* [What to produce]:
Copy each line of the data below with the word "rate".

* [Exercise material]:
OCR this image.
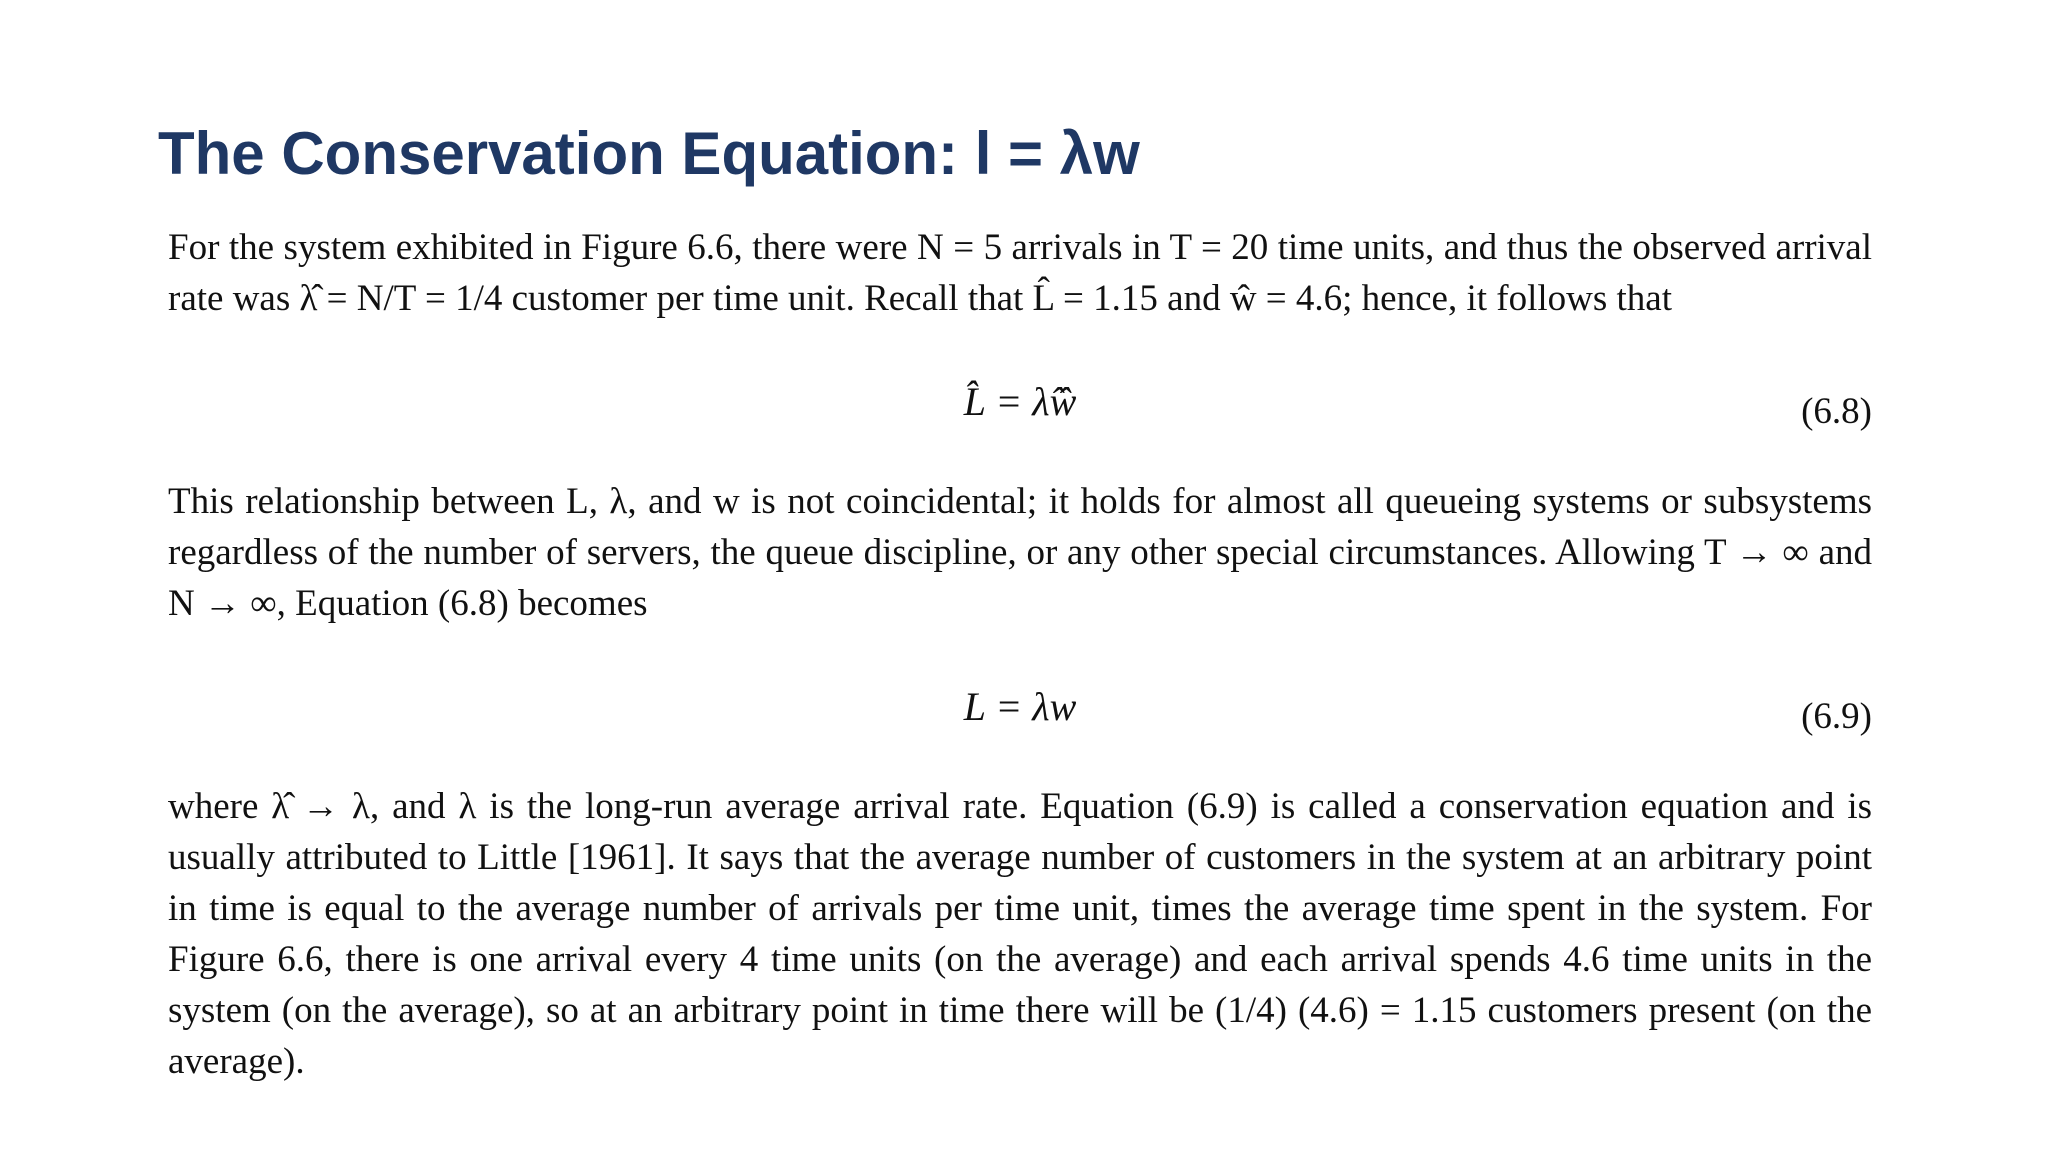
The Conservation Equation: l = λw

For the system exhibited in Figure 6.6, there were N = 5 arrivals in T = 20 time units, and thus the observed arrival rate was λ̂ = N/T = 1/4 customer per time unit. Recall that L̂ = 1.15 and ŵ = 4.6; hence, it follows that

L̂ = λ̂ŵ	(6.8)

This relationship between L, λ, and w is not coincidental; it holds for almost all queueing systems or subsystems regardless of the number of servers, the queue discipline, or any other special circumstances. Allowing T → ∞ and N → ∞, Equation (6.8) becomes

L = λw	(6.9)

where λ̂ → λ, and λ is the long-run average arrival rate. Equation (6.9) is called a conservation equation and is usually attributed to Little [1961]. It says that the average number of customers in the system at an arbitrary point in time is equal to the average number of arrivals per time unit, times the average time spent in the system. For Figure 6.6, there is one arrival every 4 time units (on the average) and each arrival spends 4.6 time units in the system (on the average), so at an arbitrary point in time there will be (1/4) (4.6) = 1.15 customers present (on the average).
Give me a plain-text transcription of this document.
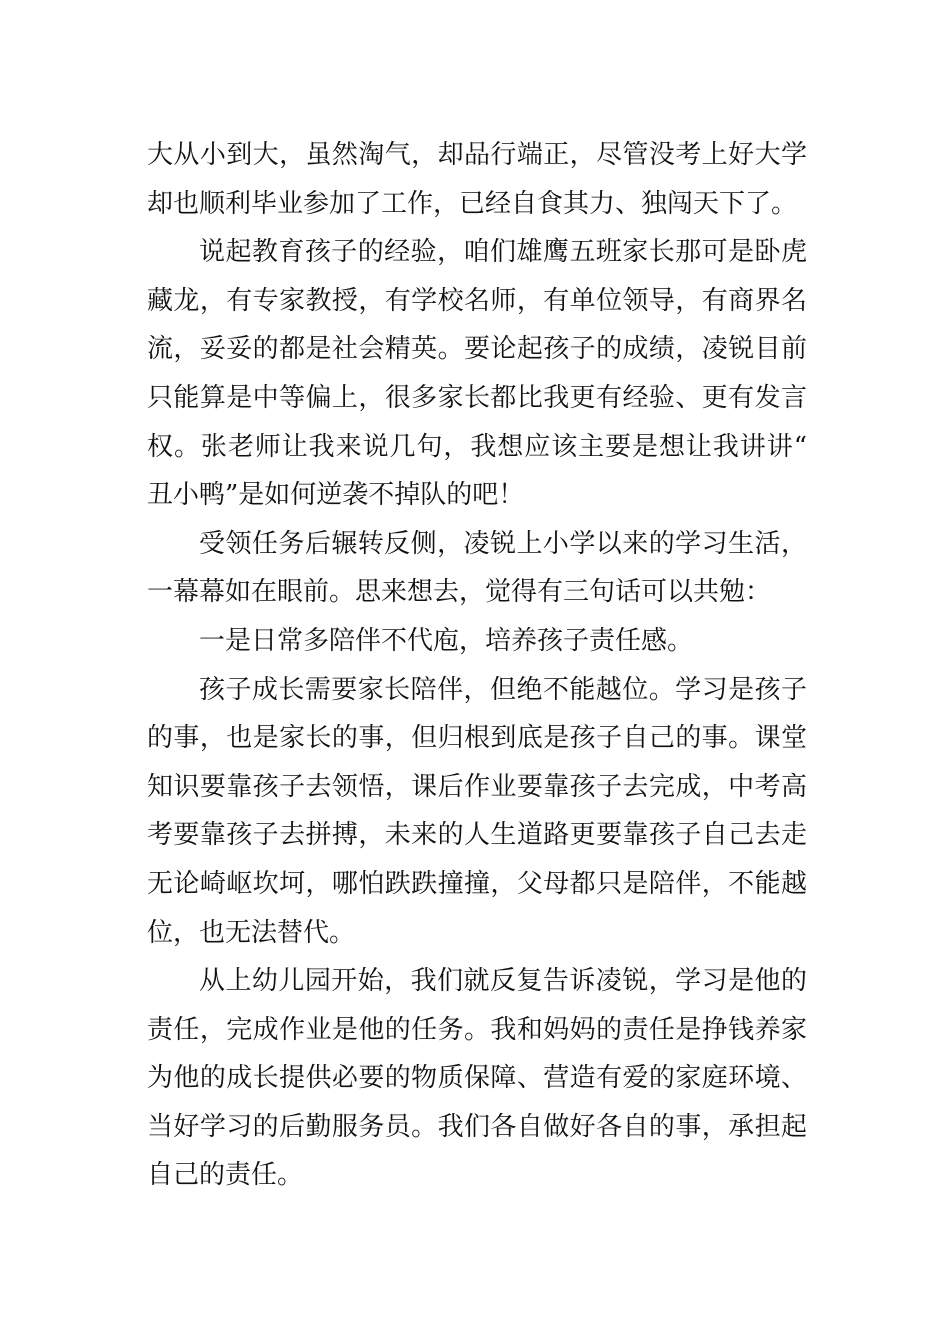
大从小到大，虽然淘气，却品行端正，尽管没考上好大学却也顺利毕业参加了工作，已经自食其力、独闯天下了。

说起教育孩子的经验，咱们雄鹰五班家长那可是卧虎藏龙，有专家教授，有学校名师，有单位领导，有商界名流，妥妥的都是社会精英。要论起孩子的成绩，凌锐目前只能算是中等偏上，很多家长都比我更有经验、更有发言权。张老师让我来说几句，我想应该主要是想让我讲讲“丑小鸭”是如何逆袭不掉队的吧！

受领任务后辗转反侧，凌锐上小学以来的学习生活，一幕幕如在眼前。思来想去，觉得有三句话可以共勉：

一是日常多陪伴不代庖，培养孩子责任感。

孩子成长需要家长陪伴，但绝不能越位。学习是孩子的事，也是家长的事，但归根到底是孩子自己的事。课堂知识要靠孩子去领悟，课后作业要靠孩子去完成，中考高考要靠孩子去拼搏，未来的人生道路更要靠孩子自己去走无论崎岖坎坷，哪怕跌跌撞撞，父母都只是陪伴，不能越位，也无法替代。

从上幼儿园开始，我们就反复告诉凌锐，学习是他的责任，完成作业是他的任务。我和妈妈的责任是挣钱养家为他的成长提供必要的物质保障、营造有爱的家庭环境、当好学习的后勤服务员。我们各自做好各自的事，承担起自己的责任。
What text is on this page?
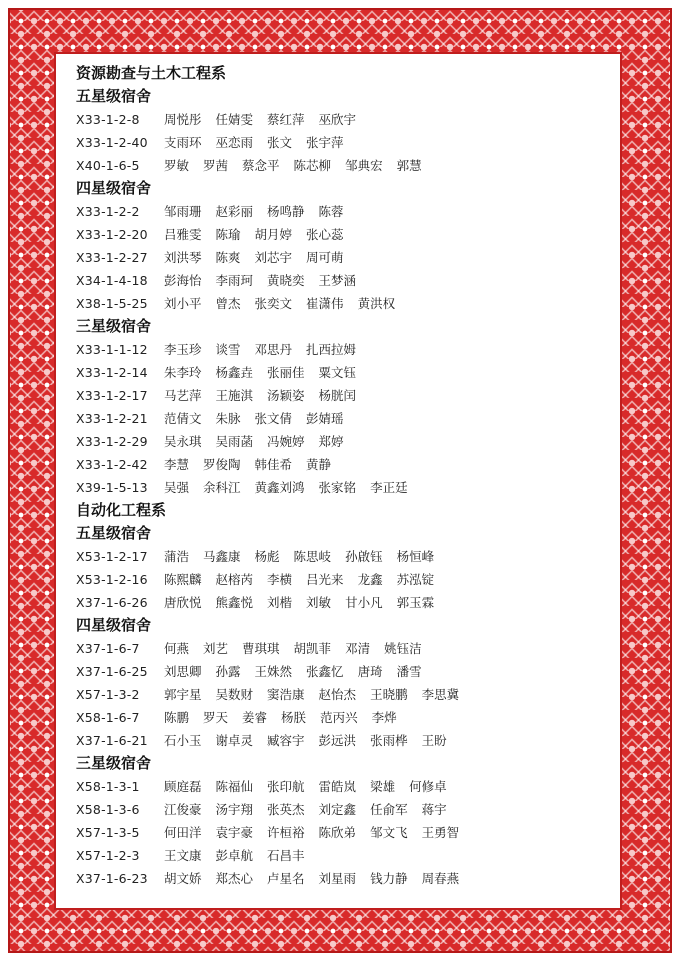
资源勘查与土木工程系
五星级宿舍
X33-1-2-8 周悦彤 任婧雯 蔡红萍 巫欣宇
X33-1-2-40 支雨环 巫恋雨 张文 张宇萍
X40-1-6-5 罗敏 罗茜 蔡念平 陈芯柳 邹典宏 郭慧
四星级宿舍
X33-1-2-2 邹雨珊 赵彩丽 杨鸣静 陈蓉
X33-1-2-20 吕雅雯 陈瑜 胡月婷 张心蕊
X33-1-2-27 刘洪琴 陈爽 刘芯宇 周可萌
X34-1-4-18 彭海怡 李雨珂 黄晓奕 王梦涵
X38-1-5-25 刘小平 曾杰 张奕文 崔潇伟 黄洪权
三星级宿舍
X33-1-1-12 李玉珍 谈雪 邓思丹 扎西拉姆
X33-1-2-14 朱李玲 杨鑫垚 张丽佳 粟文钰
X33-1-2-17 马艺萍 王施淇 汤颖姿 杨胱闰
X33-1-2-21 范倩文 朱脉 张文倩 彭婧瑶
X33-1-2-29 吴永琪 吴雨菡 冯婉婷 郑婷
X33-1-2-42 李慧 罗俊陶 韩佳希 黄静
X39-1-5-13 吴强 余科江 黄鑫刘鸿 张家铭 李正廷
自动化工程系
五星级宿舍
X53-1-2-17 蒲浩 马鑫康 杨彪 陈思岐 孙啟钰 杨恒峰
X53-1-2-16 陈熙麟 赵榕芮 李横 吕光来 龙鑫 苏泓锭
X37-1-6-26 唐欣悦 熊鑫悦 刘楷 刘敏 甘小凡 郭玉霖
四星级宿舍
X37-1-6-7 何燕 刘艺 曹琪琪 胡凯菲 邓清 姚钰洁
X37-1-6-25 刘思卿 孙露 王姝然 张鑫忆 唐琦 潘雪
X57-1-3-2 郭宇星 吴数财 窦浩康 赵怡杰 王晓鹏 李思冀
X58-1-6-7 陈鹏 罗天 姜睿 杨朕 范丙兴 李烨
X37-1-6-21 石小玉 谢卓灵 臧容宇 彭远洪 张雨桦 王盼
三星级宿舍
X58-1-3-1 顾庭磊 陈福仙 张印航 雷皓岚 梁雄 何修卓
X58-1-3-6 江俊豪 汤宇翔 张英杰 刘定鑫 任俞军 蒋宇
X57-1-3-5 何田洋 袁宇豪 许桓裕 陈欣弟 邹文飞 王勇智
X57-1-2-3 王文康 彭卓航 石昌丰
X37-1-6-23 胡文娇 郑杰心 卢星名 刘星雨 钱力静 周春燕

* [Result of this exercise]:
For the system exhibited in Figure 6.6, there were N = 5 arrivals in T = 20 time units, and thus the observed arrival rate was λ̂ = N/T = 1/4 customer per time unit. Recall that L̂ = 1.15 and ŵ = 4.6; hence, it follows that
where λ̂ → λ, and λ is the long-run average arrival rate. Equation (6.9) is called a conservation equation and is usually attributed to Little [1961]. It says that the average number of customers in the system at an arbitrary point in time is equal to the average number of arrivals per time unit, times the average time spent in the system. For Figure 6.6, there is one arrival every 4 time units (on the average) and each arrival spends 4.6 time units in the system (on the average), so at an arbitrary point in time there will be (1/4) (4.6) = 1.15 customers present (on the average).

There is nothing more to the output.